INSTRUCTIONS FOR THE TASK:
Identify and pull out each line of the entries in which "page" occurs.

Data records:

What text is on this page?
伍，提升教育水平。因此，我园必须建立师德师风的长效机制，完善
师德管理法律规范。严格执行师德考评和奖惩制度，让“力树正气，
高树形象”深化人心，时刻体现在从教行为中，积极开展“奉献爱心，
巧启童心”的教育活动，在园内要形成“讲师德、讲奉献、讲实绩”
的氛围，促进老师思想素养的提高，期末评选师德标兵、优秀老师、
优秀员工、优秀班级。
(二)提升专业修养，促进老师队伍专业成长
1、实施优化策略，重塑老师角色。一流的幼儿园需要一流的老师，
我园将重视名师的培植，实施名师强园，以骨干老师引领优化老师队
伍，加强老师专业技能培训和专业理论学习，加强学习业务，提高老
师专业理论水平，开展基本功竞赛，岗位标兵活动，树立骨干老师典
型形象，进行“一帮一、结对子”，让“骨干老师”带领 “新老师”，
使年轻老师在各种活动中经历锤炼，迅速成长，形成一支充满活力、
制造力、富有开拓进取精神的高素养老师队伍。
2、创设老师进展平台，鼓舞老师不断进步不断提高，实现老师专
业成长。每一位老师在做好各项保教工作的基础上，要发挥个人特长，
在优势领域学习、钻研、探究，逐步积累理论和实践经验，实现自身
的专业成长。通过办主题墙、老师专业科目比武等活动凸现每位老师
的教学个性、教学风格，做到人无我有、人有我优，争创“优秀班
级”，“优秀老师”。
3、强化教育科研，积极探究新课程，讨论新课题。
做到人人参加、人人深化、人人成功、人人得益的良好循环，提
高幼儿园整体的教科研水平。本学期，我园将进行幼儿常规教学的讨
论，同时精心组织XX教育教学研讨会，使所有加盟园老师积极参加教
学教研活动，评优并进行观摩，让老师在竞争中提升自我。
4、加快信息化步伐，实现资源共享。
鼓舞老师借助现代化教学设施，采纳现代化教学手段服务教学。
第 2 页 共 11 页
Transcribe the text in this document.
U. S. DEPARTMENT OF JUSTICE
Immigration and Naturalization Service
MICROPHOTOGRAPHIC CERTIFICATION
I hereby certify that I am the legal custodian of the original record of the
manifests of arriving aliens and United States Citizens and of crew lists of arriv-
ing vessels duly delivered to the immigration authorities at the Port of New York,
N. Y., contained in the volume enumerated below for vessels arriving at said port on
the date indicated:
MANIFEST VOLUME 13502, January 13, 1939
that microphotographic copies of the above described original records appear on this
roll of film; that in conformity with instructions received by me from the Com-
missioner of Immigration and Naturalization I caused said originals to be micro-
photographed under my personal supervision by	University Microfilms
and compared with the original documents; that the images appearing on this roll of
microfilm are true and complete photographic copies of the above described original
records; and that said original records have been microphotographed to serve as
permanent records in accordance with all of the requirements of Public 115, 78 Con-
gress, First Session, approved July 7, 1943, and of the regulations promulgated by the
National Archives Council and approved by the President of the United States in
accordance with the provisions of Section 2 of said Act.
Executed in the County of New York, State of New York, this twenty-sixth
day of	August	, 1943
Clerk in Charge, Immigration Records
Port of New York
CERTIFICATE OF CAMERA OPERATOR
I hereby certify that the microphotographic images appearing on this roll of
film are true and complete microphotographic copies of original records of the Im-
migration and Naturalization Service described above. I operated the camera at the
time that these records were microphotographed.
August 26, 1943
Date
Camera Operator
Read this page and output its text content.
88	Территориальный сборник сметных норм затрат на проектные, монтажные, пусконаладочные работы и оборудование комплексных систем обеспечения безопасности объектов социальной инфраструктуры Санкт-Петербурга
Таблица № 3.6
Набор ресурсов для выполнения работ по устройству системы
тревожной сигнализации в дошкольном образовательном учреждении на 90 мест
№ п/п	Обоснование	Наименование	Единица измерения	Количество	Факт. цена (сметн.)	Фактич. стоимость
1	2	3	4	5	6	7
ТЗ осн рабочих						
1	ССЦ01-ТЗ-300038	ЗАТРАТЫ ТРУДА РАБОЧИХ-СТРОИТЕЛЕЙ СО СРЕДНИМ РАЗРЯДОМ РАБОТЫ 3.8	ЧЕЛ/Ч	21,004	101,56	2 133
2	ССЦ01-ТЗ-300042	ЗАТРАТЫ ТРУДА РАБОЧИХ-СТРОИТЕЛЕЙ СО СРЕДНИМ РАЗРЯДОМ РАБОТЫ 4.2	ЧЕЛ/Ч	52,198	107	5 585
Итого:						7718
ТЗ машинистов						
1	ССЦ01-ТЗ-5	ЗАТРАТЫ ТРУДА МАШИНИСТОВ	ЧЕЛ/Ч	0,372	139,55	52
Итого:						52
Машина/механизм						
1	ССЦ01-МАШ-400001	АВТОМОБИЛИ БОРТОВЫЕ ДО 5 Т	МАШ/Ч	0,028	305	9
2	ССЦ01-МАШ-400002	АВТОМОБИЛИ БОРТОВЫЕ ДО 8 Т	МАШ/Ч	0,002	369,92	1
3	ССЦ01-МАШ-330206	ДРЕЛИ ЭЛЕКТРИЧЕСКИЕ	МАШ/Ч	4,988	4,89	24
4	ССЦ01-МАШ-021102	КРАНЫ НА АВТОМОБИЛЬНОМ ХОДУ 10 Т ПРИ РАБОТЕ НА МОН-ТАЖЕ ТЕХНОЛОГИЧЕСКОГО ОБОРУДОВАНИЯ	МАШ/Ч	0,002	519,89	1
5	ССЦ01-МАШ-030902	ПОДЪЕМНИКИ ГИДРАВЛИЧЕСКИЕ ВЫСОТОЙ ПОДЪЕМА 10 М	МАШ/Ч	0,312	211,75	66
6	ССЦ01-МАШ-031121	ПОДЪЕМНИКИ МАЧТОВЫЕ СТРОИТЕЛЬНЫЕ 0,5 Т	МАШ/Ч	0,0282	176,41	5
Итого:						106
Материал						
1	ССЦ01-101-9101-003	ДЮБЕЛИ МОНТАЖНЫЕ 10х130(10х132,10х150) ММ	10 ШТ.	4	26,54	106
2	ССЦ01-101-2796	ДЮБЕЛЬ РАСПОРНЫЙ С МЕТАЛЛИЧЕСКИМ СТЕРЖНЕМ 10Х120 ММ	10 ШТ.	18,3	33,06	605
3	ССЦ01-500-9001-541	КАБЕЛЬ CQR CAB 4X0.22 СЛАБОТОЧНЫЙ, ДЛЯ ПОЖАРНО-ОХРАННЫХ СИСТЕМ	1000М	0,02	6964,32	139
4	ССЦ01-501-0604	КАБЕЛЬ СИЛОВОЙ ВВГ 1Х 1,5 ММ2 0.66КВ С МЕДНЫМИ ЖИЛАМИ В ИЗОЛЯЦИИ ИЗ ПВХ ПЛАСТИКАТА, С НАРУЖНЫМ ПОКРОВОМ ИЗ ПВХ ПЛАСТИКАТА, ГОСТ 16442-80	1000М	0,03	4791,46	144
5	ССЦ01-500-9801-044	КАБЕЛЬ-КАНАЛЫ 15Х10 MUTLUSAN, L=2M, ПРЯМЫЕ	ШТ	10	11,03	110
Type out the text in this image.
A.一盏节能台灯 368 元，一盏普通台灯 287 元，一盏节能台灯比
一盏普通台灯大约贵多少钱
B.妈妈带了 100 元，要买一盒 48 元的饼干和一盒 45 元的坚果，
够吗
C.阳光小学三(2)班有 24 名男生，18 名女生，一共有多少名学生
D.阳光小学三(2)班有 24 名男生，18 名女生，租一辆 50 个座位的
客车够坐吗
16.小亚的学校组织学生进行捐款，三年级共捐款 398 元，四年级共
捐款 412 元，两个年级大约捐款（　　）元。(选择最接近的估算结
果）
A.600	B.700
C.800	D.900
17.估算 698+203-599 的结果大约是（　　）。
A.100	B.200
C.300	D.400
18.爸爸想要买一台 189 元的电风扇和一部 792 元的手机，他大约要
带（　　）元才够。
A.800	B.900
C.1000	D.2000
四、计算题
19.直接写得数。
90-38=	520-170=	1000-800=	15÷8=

FULL OUTPUT:
What text is on this page?
Read this page and output its text content.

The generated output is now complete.